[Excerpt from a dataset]
╔══
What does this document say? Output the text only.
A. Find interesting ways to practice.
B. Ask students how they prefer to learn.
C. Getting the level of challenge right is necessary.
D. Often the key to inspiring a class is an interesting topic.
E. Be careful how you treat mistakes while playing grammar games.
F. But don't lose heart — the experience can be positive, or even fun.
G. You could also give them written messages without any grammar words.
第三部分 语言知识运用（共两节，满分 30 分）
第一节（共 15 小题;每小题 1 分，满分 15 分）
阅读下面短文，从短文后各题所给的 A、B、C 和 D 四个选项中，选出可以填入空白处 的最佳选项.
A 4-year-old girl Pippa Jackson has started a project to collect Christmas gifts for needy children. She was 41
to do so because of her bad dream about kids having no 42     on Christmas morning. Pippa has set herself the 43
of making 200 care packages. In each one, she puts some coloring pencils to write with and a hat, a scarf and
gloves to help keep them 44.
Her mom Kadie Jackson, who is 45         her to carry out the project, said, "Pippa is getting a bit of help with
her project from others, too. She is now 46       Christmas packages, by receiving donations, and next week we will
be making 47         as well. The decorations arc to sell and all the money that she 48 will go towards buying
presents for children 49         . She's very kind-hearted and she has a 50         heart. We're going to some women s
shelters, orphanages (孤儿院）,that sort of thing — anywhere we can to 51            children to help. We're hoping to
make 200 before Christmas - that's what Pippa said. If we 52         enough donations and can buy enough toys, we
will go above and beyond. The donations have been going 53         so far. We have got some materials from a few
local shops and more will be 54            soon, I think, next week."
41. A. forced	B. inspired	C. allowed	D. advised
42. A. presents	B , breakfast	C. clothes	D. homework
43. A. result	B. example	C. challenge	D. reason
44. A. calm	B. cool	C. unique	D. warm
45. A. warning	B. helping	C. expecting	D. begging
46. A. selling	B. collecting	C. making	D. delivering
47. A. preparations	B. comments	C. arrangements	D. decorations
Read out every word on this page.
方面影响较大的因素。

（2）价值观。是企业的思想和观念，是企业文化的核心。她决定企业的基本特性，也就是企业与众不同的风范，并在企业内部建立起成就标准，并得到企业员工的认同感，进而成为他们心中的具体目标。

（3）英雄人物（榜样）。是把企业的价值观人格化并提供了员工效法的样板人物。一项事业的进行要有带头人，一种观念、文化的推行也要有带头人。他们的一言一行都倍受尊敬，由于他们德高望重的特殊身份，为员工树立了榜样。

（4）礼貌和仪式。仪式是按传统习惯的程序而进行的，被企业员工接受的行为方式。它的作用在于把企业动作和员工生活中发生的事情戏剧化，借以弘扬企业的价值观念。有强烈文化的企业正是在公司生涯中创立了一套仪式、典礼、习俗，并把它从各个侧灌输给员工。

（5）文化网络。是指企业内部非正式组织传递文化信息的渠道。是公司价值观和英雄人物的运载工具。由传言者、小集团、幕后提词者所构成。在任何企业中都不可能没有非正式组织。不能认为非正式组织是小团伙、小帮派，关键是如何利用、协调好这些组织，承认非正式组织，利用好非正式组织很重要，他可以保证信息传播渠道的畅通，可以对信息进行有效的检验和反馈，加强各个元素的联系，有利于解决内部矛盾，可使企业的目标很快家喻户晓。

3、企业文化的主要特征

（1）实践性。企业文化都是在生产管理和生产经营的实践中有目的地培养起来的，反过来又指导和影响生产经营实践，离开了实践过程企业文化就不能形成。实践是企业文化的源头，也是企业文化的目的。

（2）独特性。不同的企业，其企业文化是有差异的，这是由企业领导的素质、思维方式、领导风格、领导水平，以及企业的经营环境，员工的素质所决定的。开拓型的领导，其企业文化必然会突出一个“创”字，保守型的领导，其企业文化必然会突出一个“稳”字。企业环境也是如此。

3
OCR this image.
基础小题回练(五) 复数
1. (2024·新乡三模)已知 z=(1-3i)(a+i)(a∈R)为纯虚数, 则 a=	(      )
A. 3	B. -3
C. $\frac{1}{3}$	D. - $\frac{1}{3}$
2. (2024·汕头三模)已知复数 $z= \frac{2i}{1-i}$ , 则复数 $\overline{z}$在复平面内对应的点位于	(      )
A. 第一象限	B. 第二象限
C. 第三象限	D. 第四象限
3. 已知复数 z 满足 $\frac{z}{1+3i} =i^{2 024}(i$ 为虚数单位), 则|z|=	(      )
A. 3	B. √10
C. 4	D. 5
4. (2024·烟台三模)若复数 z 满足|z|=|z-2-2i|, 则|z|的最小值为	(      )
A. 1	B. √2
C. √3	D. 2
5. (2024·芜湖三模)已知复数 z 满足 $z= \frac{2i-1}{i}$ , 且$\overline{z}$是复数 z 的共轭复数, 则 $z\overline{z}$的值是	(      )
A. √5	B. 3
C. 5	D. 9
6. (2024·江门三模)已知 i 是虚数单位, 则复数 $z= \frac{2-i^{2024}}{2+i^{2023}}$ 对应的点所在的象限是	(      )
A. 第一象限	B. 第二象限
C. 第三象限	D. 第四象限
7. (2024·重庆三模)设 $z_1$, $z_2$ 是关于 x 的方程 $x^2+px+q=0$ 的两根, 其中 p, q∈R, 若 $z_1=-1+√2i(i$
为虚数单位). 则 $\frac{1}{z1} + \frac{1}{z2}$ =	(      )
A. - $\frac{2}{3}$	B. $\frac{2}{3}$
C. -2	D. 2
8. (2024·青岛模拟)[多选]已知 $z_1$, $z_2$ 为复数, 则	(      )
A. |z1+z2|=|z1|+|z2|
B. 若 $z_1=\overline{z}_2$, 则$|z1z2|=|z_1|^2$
╚══
Restate every line of the data word for word.

What does this document say? Output the text only.
A. Find interesting ways to practice.
B. Ask students how they prefer to learn.
C. Getting the level of challenge right is necessary.
D. Often the key to inspiring a class is an interesting topic.
E. Be careful how you treat mistakes while playing grammar games.
F. But don't lose heart — the experience can be positive, or even fun.
G. You could also give them written messages without any grammar words.
第三部分 语言知识运用（共两节，满分 30 分）
第一节（共 15 小题;每小题 1 分，满分 15 分）
阅读下面短文，从短文后各题所给的 A、B、C 和 D 四个选项中，选出可以填入空白处 的最佳选项.
A 4-year-old girl Pippa Jackson has started a project to collect Christmas gifts for needy children. She was 41
to do so because of her bad dream about kids having no 42     on Christmas morning. Pippa has set herself the 43
of making 200 care packages. In each one, she puts some coloring pencils to write with and a hat, a scarf and
gloves to help keep them 44.
Her mom Kadie Jackson, who is 45         her to carry out the project, said, "Pippa is getting a bit of help with
her project from others, too. She is now 46       Christmas packages, by receiving donations, and next week we will
be making 47         as well. The decorations arc to sell and all the money that she 48 will go towards buying
presents for children 49         . She's very kind-hearted and she has a 50         heart. We're going to some women s
shelters, orphanages (孤儿院）,that sort of thing — anywhere we can to 51            children to help. We're hoping to
make 200 before Christmas - that's what Pippa said. If we 52         enough donations and can buy enough toys, we
will go above and beyond. The donations have been going 53         so far. We have got some materials from a few
local shops and more will be 54            soon, I think, next week."
41. A. forced	B. inspired	C. allowed	D. advised
42. A. presents	B , breakfast	C. clothes	D. homework
43. A. result	B. example	C. challenge	D. reason
44. A. calm	B. cool	C. unique	D. warm
45. A. warning	B. helping	C. expecting	D. begging
46. A. selling	B. collecting	C. making	D. delivering
47. A. preparations	B. comments	C. arrangements	D. decorations
Read out every word on this page.
方面影响较大的因素。

（2）价值观。是企业的思想和观念，是企业文化的核心。她决定企业的基本特性，也就是企业与众不同的风范，并在企业内部建立起成就标准，并得到企业员工的认同感，进而成为他们心中的具体目标。

（3）英雄人物（榜样）。是把企业的价值观人格化并提供了员工效法的样板人物。一项事业的进行要有带头人，一种观念、文化的推行也要有带头人。他们的一言一行都倍受尊敬，由于他们德高望重的特殊身份，为员工树立了榜样。

（4）礼貌和仪式。仪式是按传统习惯的程序而进行的，被企业员工接受的行为方式。它的作用在于把企业动作和员工生活中发生的事情戏剧化，借以弘扬企业的价值观念。有强烈文化的企业正是在公司生涯中创立了一套仪式、典礼、习俗，并把它从各个侧灌输给员工。

（5）文化网络。是指企业内部非正式组织传递文化信息的渠道。是公司价值观和英雄人物的运载工具。由传言者、小集团、幕后提词者所构成。在任何企业中都不可能没有非正式组织。不能认为非正式组织是小团伙、小帮派，关键是如何利用、协调好这些组织，承认非正式组织，利用好非正式组织很重要，他可以保证信息传播渠道的畅通，可以对信息进行有效的检验和反馈，加强各个元素的联系，有利于解决内部矛盾，可使企业的目标很快家喻户晓。

3、企业文化的主要特征

（1）实践性。企业文化都是在生产管理和生产经营的实践中有目的地培养起来的，反过来又指导和影响生产经营实践，离开了实践过程企业文化就不能形成。实践是企业文化的源头，也是企业文化的目的。

（2）独特性。不同的企业，其企业文化是有差异的，这是由企业领导的素质、思维方式、领导风格、领导水平，以及企业的经营环境，员工的素质所决定的。开拓型的领导，其企业文化必然会突出一个“创”字，保守型的领导，其企业文化必然会突出一个“稳”字。企业环境也是如此。

3
OCR this image.
基础小题回练(五) 复数
1. (2024·新乡三模)已知 z=(1-3i)(a+i)(a∈R)为纯虚数, 则 a=	(      )
A. 3	B. -3
C. $\frac{1}{3}$	D. - $\frac{1}{3}$
2. (2024·汕头三模)已知复数 $z= \frac{2i}{1-i}$ , 则复数 $\overline{z}$在复平面内对应的点位于	(      )
A. 第一象限	B. 第二象限
C. 第三象限	D. 第四象限
3. 已知复数 z 满足 $\frac{z}{1+3i} =i^{2 024}(i$ 为虚数单位), 则|z|=	(      )
A. 3	B. √10
C. 4	D. 5
4. (2024·烟台三模)若复数 z 满足|z|=|z-2-2i|, 则|z|的最小值为	(      )
A. 1	B. √2
C. √3	D. 2
5. (2024·芜湖三模)已知复数 z 满足 $z= \frac{2i-1}{i}$ , 且$\overline{z}$是复数 z 的共轭复数, 则 $z\overline{z}$的值是	(      )
A. √5	B. 3
C. 5	D. 9
6. (2024·江门三模)已知 i 是虚数单位, 则复数 $z= \frac{2-i^{2024}}{2+i^{2023}}$ 对应的点所在的象限是	(      )
A. 第一象限	B. 第二象限
C. 第三象限	D. 第四象限
7. (2024·重庆三模)设 $z_1$, $z_2$ 是关于 x 的方程 $x^2+px+q=0$ 的两根, 其中 p, q∈R, 若 $z_1=-1+√2i(i$
为虚数单位). 则 $\frac{1}{z1} + \frac{1}{z2}$ =	(      )
A. - $\frac{2}{3}$	B. $\frac{2}{3}$
C. -2	D. 2
8. (2024·青岛模拟)[多选]已知 $z_1$, $z_2$ 为复数, 则	(      )
A. |z1+z2|=|z1|+|z2|
B. 若 $z_1=\overline{z}_2$, 则$|z1z2|=|z_1|^2$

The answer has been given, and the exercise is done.